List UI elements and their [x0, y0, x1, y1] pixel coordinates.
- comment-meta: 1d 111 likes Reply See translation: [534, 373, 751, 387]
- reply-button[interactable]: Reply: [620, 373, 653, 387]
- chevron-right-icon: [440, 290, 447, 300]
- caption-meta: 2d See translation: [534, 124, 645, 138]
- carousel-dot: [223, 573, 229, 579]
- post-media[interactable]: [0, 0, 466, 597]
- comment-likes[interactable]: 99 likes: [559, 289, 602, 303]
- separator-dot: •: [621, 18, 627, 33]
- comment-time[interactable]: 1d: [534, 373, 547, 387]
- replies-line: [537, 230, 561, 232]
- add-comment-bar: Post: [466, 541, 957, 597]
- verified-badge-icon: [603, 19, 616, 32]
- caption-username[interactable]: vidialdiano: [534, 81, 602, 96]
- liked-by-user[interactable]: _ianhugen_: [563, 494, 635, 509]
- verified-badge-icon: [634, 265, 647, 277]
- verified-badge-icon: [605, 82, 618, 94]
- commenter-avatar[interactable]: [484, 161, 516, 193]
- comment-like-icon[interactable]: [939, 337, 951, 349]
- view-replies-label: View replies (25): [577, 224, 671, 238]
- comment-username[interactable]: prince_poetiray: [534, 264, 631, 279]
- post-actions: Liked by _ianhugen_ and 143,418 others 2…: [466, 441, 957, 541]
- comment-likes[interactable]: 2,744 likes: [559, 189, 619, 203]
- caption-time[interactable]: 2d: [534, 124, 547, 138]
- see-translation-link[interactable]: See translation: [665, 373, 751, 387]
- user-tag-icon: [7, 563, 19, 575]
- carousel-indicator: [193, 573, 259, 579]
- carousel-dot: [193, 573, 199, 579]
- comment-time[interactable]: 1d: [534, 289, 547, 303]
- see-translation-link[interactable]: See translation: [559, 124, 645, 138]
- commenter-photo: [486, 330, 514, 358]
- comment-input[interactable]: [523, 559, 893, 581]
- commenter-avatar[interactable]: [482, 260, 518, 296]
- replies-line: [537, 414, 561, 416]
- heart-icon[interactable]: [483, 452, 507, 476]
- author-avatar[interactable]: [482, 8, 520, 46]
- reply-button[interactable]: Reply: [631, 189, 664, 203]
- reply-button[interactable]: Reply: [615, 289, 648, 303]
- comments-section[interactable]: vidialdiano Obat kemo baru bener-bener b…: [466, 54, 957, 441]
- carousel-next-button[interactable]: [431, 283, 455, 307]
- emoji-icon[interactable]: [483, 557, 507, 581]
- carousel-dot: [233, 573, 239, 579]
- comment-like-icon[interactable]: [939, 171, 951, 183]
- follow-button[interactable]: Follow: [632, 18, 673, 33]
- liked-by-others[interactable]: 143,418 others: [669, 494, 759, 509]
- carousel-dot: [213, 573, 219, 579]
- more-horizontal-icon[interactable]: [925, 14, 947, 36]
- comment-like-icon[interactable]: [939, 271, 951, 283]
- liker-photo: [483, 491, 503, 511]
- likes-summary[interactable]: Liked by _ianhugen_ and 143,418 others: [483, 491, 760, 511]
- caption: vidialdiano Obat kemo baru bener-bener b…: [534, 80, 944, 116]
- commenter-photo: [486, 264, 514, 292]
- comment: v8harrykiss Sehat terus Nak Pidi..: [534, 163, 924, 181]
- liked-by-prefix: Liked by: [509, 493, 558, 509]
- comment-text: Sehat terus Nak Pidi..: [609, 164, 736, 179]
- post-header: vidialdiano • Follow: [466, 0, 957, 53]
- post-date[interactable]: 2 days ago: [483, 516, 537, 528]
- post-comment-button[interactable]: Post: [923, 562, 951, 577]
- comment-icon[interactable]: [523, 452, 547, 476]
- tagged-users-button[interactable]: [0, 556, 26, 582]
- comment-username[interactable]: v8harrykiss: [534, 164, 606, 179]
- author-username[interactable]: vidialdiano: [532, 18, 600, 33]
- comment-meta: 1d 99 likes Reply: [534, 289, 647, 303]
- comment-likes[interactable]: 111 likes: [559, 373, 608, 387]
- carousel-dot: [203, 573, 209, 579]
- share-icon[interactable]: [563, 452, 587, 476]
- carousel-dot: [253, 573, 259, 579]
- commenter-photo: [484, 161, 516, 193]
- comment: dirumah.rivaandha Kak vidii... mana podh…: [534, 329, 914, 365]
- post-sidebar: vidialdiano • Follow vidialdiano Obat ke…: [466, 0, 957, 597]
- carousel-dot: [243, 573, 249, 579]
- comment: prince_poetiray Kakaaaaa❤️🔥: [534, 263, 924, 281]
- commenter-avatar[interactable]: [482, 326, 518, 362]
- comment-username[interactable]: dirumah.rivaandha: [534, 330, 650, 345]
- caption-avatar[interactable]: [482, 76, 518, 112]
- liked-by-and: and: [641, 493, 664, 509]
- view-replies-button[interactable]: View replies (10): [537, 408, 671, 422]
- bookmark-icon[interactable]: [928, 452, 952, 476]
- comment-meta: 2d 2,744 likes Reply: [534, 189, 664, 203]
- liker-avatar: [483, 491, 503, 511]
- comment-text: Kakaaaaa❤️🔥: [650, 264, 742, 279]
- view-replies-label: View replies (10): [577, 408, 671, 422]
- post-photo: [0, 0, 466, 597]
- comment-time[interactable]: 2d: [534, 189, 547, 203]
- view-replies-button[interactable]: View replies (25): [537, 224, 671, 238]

[Challenge]
Change every occurrence of "commenter-avatar" in the lines above to "commenter-profile-picture", and reproduce all the lines with everything else left unchanged.

[Completed exercise]
List UI elements and their [x0, y0, x1, y1] pixel coordinates.
- comment-meta: 1d 111 likes Reply See translation: [534, 373, 751, 387]
- reply-button[interactable]: Reply: [620, 373, 653, 387]
- chevron-right-icon: [440, 290, 447, 300]
- caption-meta: 2d See translation: [534, 124, 645, 138]
- carousel-dot: [223, 573, 229, 579]
- post-media[interactable]: [0, 0, 466, 597]
- comment-likes[interactable]: 99 likes: [559, 289, 602, 303]
- separator-dot: •: [621, 18, 627, 33]
- comment-time[interactable]: 1d: [534, 373, 547, 387]
- replies-line: [537, 230, 561, 232]
- add-comment-bar: Post: [466, 541, 957, 597]
- verified-badge-icon: [603, 19, 616, 32]
- caption-username[interactable]: vidialdiano: [534, 81, 602, 96]
- liked-by-user[interactable]: _ianhugen_: [563, 494, 635, 509]
- verified-badge-icon: [634, 265, 647, 277]
- verified-badge-icon: [605, 82, 618, 94]
- commenter-profile-picture[interactable]: [484, 161, 516, 193]
- comment-like-icon[interactable]: [939, 337, 951, 349]
- view-replies-label: View replies (25): [577, 224, 671, 238]
- comment-username[interactable]: prince_poetiray: [534, 264, 631, 279]
- post-actions: Liked by _ianhugen_ and 143,418 others 2…: [466, 441, 957, 541]
- comment-likes[interactable]: 2,744 likes: [559, 189, 619, 203]
- caption-time[interactable]: 2d: [534, 124, 547, 138]
- see-translation-link[interactable]: See translation: [665, 373, 751, 387]
- user-tag-icon: [7, 563, 19, 575]
- carousel-indicator: [193, 573, 259, 579]
- carousel-dot: [193, 573, 199, 579]
- comment-time[interactable]: 1d: [534, 289, 547, 303]
- see-translation-link[interactable]: See translation: [559, 124, 645, 138]
- commenter-photo: [486, 330, 514, 358]
- comment-input[interactable]: [523, 559, 893, 581]
- commenter-profile-picture[interactable]: [482, 260, 518, 296]
- replies-line: [537, 414, 561, 416]
- heart-icon[interactable]: [483, 452, 507, 476]
- author-avatar[interactable]: [482, 8, 520, 46]
- reply-button[interactable]: Reply: [631, 189, 664, 203]
- reply-button[interactable]: Reply: [615, 289, 648, 303]
- comments-section[interactable]: vidialdiano Obat kemo baru bener-bener b…: [466, 54, 957, 441]
- carousel-next-button[interactable]: [431, 283, 455, 307]
- emoji-icon[interactable]: [483, 557, 507, 581]
- carousel-dot: [233, 573, 239, 579]
- comment-like-icon[interactable]: [939, 171, 951, 183]
- follow-button[interactable]: Follow: [632, 18, 673, 33]
- liked-by-others[interactable]: 143,418 others: [669, 494, 759, 509]
- carousel-dot: [213, 573, 219, 579]
- more-horizontal-icon[interactable]: [925, 14, 947, 36]
- comment-like-icon[interactable]: [939, 271, 951, 283]
- liker-photo: [483, 491, 503, 511]
- likes-summary[interactable]: Liked by _ianhugen_ and 143,418 others: [483, 491, 760, 511]
- caption: vidialdiano Obat kemo baru bener-bener b…: [534, 80, 944, 116]
- commenter-photo: [486, 264, 514, 292]
- comment: v8harrykiss Sehat terus Nak Pidi..: [534, 163, 924, 181]
- liked-by-prefix: Liked by: [509, 493, 558, 509]
- comment-text: Sehat terus Nak Pidi..: [609, 164, 736, 179]
- post-header: vidialdiano • Follow: [466, 0, 957, 53]
- post-date[interactable]: 2 days ago: [483, 516, 537, 528]
- post-comment-button[interactable]: Post: [923, 562, 951, 577]
- comment-icon[interactable]: [523, 452, 547, 476]
- tagged-users-button[interactable]: [0, 556, 26, 582]
- comment-username[interactable]: v8harrykiss: [534, 164, 606, 179]
- author-username[interactable]: vidialdiano: [532, 18, 600, 33]
- comment-meta: 1d 99 likes Reply: [534, 289, 647, 303]
- comment-likes[interactable]: 111 likes: [559, 373, 608, 387]
- carousel-dot: [203, 573, 209, 579]
- share-icon[interactable]: [563, 452, 587, 476]
- carousel-dot: [253, 573, 259, 579]
- commenter-photo: [484, 161, 516, 193]
- comment: dirumah.rivaandha Kak vidii... mana podh…: [534, 329, 914, 365]
- post-sidebar: vidialdiano • Follow vidialdiano Obat ke…: [466, 0, 957, 597]
- carousel-dot: [243, 573, 249, 579]
- comment: prince_poetiray Kakaaaaa❤️🔥: [534, 263, 924, 281]
- commenter-profile-picture[interactable]: [482, 326, 518, 362]
- comment-username[interactable]: dirumah.rivaandha: [534, 330, 650, 345]
- caption-avatar[interactable]: [482, 76, 518, 112]
- liked-by-and: and: [641, 493, 664, 509]
- view-replies-button[interactable]: View replies (10): [537, 408, 671, 422]
- bookmark-icon[interactable]: [928, 452, 952, 476]
- comment-meta: 2d 2,744 likes Reply: [534, 189, 664, 203]
- liker-avatar: [483, 491, 503, 511]
- comment-text: Kakaaaaa❤️🔥: [650, 264, 742, 279]
- view-replies-label: View replies (10): [577, 408, 671, 422]
- post-photo: [0, 0, 466, 597]
- comment-time[interactable]: 2d: [534, 189, 547, 203]
- view-replies-button[interactable]: View replies (25): [537, 224, 671, 238]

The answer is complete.